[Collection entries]
[start]

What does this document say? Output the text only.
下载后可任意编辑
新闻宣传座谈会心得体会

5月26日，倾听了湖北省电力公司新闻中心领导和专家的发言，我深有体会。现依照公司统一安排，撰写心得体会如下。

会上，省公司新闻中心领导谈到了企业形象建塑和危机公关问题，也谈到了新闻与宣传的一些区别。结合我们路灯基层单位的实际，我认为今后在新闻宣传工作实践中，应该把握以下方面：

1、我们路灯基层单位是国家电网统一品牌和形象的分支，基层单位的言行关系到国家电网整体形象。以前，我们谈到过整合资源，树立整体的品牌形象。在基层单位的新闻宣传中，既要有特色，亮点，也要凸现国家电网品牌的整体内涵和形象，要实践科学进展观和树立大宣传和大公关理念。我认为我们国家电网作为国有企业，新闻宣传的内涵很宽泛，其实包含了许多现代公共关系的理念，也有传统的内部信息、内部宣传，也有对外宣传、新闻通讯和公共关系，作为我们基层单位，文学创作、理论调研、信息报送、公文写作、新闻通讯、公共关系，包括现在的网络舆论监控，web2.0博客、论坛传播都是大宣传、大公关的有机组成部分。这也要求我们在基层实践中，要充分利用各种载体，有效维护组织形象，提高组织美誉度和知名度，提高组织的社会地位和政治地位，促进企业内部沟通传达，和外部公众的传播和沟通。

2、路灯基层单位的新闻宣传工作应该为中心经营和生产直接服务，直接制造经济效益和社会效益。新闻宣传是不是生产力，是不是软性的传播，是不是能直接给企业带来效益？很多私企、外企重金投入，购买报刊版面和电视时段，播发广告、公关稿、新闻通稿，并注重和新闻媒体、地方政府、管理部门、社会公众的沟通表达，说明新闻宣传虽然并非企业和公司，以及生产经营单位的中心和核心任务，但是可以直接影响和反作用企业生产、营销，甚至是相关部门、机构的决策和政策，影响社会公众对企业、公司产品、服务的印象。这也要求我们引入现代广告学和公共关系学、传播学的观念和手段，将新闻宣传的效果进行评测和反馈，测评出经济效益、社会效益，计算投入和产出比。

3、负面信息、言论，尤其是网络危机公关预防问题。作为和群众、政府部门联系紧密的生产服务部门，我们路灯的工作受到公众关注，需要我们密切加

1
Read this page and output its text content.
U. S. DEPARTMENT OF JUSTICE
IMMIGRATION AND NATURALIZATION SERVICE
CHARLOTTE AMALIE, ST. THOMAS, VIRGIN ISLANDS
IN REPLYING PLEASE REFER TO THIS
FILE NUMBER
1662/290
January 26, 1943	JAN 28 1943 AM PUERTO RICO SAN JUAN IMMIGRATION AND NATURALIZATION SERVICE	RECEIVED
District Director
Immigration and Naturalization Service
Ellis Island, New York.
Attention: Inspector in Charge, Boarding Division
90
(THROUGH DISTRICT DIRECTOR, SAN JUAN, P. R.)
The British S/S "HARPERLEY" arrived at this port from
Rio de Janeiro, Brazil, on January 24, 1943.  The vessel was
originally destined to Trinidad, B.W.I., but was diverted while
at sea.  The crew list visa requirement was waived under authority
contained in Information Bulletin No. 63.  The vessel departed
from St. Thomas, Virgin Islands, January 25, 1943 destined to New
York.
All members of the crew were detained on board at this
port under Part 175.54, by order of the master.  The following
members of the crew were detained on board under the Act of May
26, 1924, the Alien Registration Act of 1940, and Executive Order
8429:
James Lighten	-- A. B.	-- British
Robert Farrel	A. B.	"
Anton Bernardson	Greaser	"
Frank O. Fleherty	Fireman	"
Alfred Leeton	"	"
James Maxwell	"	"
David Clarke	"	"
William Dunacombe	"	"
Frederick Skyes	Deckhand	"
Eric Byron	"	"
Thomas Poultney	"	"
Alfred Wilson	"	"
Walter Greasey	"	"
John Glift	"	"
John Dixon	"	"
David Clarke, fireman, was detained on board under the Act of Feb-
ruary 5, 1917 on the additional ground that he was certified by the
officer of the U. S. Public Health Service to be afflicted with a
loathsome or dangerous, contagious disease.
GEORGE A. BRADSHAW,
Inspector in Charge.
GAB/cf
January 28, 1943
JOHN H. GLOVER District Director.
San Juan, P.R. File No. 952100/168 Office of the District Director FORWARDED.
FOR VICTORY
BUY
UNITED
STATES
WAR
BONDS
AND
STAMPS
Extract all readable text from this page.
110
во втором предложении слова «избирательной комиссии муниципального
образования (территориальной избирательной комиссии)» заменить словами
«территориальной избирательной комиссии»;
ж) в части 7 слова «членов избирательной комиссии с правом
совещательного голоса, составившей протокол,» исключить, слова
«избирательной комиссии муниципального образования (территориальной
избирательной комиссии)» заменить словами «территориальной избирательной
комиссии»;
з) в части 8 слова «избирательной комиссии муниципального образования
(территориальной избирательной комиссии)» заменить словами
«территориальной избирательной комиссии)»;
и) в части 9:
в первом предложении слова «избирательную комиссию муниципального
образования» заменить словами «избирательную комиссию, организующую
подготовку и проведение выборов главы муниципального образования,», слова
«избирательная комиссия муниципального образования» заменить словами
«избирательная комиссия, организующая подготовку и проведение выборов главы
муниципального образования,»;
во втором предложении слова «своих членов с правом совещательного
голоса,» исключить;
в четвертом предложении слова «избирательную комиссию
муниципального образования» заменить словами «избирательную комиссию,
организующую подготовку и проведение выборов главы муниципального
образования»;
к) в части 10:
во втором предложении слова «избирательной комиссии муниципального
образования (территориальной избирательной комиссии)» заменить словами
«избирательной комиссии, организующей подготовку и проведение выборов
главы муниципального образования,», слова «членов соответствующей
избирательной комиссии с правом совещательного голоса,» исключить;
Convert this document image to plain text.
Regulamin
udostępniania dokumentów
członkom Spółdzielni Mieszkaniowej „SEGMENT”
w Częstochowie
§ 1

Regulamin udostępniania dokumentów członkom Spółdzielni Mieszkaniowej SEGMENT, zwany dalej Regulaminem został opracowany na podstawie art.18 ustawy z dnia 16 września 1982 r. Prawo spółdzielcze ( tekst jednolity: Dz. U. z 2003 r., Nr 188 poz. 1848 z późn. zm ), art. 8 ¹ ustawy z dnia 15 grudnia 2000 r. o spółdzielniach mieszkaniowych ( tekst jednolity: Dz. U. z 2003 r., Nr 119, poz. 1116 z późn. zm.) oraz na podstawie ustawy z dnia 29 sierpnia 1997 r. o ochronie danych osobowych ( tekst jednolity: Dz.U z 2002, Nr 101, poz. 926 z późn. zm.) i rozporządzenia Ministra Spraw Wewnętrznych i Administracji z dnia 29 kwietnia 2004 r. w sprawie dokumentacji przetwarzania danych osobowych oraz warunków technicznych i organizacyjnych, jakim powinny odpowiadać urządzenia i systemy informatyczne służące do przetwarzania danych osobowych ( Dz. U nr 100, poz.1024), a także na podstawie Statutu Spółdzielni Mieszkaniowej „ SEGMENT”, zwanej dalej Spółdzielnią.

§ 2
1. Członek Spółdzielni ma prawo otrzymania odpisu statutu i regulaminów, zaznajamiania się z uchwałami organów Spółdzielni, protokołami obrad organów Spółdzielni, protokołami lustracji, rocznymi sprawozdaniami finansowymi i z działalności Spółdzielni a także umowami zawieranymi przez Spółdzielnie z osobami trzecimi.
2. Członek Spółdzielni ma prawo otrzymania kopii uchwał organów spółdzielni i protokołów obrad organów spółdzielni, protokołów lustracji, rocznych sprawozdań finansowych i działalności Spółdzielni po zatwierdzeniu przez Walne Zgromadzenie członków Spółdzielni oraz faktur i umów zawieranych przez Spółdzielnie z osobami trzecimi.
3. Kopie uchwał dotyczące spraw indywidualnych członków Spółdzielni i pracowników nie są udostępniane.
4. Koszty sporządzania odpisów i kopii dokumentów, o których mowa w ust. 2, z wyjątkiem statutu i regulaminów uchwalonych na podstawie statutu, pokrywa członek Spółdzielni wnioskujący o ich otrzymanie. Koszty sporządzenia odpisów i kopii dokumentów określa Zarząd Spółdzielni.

[end]

# PROBLEM
Each line in the data that holds the string "избирательная" should be found and copied.

# SOLUTION FOR THIS PROBLEM
«избирательная комиссия муниципального образования» заменить словами
«избирательная комиссия, организующая подготовку и проведение выборов главы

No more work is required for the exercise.